What about the attributes associated with the costume itself? What if a costume is created with Oceanian themes, for instance, and labeled as a rare or legendary item, might such a mechanic be incentivizing the tokenism of these cultures and races? Just in case you thought the most insidious aspects of colonialism were relegated to the past, in this neoliberal dystopia publisher Elex is pushing, not only can you buy the idealized version that you wish to be, that might include the option to buy the culture too (or in some cases, to buy it back). Listening to the podcast conversation this month, I found it troubling to hear how essential categories of self are rendered to the level of fetish goods to better circulate in a political economy of deracinated signs. Our race, gender and identity are rendered into “gaming capital”, a term suggest by Mia Consalvo in Cheating: Gaining Advantage in Video Games (2007) as means of framing the ethical and political concerns game representation can generate (see also Rob Parker’s essay for FPS “Voluntary Constraints”). It’s unfortunate when a game’s rhetoric models larger cultural structures that marginalize and support hegemonic structures, and troubling when it gamifies a neoliberal accumulation of goods.

_PROVIDED RECORDS_:
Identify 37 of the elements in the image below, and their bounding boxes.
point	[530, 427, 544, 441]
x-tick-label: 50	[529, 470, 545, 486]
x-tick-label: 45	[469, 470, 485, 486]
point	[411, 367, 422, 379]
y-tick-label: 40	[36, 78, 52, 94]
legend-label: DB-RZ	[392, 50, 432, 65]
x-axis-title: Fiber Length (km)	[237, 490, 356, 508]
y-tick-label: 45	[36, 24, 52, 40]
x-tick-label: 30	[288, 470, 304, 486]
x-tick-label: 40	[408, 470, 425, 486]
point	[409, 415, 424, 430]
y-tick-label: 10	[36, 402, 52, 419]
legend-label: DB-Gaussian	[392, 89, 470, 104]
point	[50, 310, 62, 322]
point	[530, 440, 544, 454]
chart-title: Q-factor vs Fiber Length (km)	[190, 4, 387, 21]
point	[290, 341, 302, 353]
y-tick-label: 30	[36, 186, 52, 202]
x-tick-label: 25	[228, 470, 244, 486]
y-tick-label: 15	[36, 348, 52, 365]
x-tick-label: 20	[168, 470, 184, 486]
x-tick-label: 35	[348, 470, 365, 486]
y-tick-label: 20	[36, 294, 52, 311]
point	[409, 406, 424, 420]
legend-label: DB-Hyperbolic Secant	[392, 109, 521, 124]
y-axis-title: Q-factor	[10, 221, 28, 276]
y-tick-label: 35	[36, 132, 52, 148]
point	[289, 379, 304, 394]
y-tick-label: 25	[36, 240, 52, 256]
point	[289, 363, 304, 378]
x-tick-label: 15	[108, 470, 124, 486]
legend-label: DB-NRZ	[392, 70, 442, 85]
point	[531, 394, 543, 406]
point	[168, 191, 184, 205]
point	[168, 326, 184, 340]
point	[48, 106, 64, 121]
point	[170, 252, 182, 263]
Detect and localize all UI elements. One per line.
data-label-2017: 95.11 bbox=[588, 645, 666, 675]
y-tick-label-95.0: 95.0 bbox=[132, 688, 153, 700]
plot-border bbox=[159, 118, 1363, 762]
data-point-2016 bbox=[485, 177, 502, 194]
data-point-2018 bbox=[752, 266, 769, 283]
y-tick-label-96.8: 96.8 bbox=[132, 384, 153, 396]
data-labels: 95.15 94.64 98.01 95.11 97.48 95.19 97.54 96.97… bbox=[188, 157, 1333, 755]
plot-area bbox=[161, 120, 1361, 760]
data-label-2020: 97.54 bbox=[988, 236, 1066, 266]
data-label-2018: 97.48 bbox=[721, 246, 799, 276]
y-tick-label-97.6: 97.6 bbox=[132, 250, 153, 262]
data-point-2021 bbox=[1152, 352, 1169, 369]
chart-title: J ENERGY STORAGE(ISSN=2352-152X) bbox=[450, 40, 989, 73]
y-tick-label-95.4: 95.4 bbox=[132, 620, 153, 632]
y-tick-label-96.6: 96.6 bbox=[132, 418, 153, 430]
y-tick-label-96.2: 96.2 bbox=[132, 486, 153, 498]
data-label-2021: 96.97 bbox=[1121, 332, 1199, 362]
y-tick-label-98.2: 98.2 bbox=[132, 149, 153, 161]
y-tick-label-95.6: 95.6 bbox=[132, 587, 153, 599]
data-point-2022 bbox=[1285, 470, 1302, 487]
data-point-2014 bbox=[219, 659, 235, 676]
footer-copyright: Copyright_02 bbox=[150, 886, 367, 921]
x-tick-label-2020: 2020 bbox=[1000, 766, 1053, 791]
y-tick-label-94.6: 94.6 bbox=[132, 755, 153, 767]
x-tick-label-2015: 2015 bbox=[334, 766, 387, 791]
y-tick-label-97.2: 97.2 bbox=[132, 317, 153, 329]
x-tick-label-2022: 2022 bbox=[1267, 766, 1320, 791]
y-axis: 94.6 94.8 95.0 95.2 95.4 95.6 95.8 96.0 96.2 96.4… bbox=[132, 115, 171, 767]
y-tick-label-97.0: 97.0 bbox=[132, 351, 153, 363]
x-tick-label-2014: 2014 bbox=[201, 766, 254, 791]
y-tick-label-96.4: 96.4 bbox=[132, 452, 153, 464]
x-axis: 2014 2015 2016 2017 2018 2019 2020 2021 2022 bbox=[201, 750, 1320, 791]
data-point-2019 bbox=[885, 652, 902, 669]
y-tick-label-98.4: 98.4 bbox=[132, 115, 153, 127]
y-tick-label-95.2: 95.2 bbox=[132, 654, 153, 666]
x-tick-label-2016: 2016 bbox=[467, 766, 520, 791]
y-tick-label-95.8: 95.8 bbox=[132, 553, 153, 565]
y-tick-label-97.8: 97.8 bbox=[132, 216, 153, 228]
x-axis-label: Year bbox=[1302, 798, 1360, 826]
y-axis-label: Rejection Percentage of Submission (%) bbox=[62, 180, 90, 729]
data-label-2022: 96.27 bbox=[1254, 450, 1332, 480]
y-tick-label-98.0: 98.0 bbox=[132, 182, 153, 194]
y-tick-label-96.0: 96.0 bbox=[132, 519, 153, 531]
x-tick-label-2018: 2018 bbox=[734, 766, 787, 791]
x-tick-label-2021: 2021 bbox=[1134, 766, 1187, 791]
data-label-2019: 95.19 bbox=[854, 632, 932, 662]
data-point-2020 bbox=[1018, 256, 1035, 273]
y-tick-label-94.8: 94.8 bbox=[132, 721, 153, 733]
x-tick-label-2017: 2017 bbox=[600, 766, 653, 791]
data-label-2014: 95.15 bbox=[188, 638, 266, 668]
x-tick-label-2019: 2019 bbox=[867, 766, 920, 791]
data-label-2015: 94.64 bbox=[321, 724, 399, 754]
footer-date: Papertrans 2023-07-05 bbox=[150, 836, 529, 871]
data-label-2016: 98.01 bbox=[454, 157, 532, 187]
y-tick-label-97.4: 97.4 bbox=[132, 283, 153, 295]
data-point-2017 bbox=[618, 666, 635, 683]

_QUESTIONS_:
(1) In the piece on game costumes and cultural tokenism, why does the writer say it was troubling to listen to the podcast conversation? Answer in one to three sentences.
(2) Answer these questions from the piece on game costumes and cultural tokenism:
(a) Which publisher is named as pushing the neoliberal dystopia?
(b) In which book, and in what year, did Mia Consalvo suggest the term "gaming capital"?
(c) What is the title of the Rob Parker essay the writer points to, and where did it appear?
(3) Carry on with the piece on game costumes and cultural tokenism, starting after its final sentence.

_OUTPUTS IN ORDER_:
(1) The writer found it troubling to hear how essential categories of self are reduced to the level of fetish goods. This is done so they can circulate more easily in a political economy of deracinated signs.

(2)
(a) Elex
(b) Cheating: Gaining Advantage in Video Games, 2007
(c) "Voluntary Constraints," written for FPS

(3)
All of these issues perhaps explain, though do not justify, why few game developers and publishers have sought to confront these issues head on. While there’s no guarantee that the developers won’t nonetheless run the risk of still offending in unexpected ways with whatever changes or omissions (no playable Zelda in BOTW comes immediately to mind), the fact that all the podcast participants were still gleefully anticipating the content haul this Halloween suggests that the quality of gamer mercy is not strained. We get it, games are hard to do, but developers should keep in mind that sometimes their choices make that work hard to appreciate. “Let us change our Nikki’s!” as Rob Parker concludes in the podcast, a plea that functions as a metonymic cry for broader issues in contemporary game culture. The game’s continued popularity and fun despite these issues reinforce how games share a common, cross-cultural language, and so if the problem lies in the content, perhaps the rhetoric of games suggests innovative solutions to how this content could be desirably used.
Consalvo, Mia. Cheating: Gaining Advantage in videogames. Cambridge, MA: The MIT Press, 2007. Print.
Goldstein, Hilary. “Editorial: Is Resident Evil 5 Racist? – IGN.” IGN, 10 Feb 2009.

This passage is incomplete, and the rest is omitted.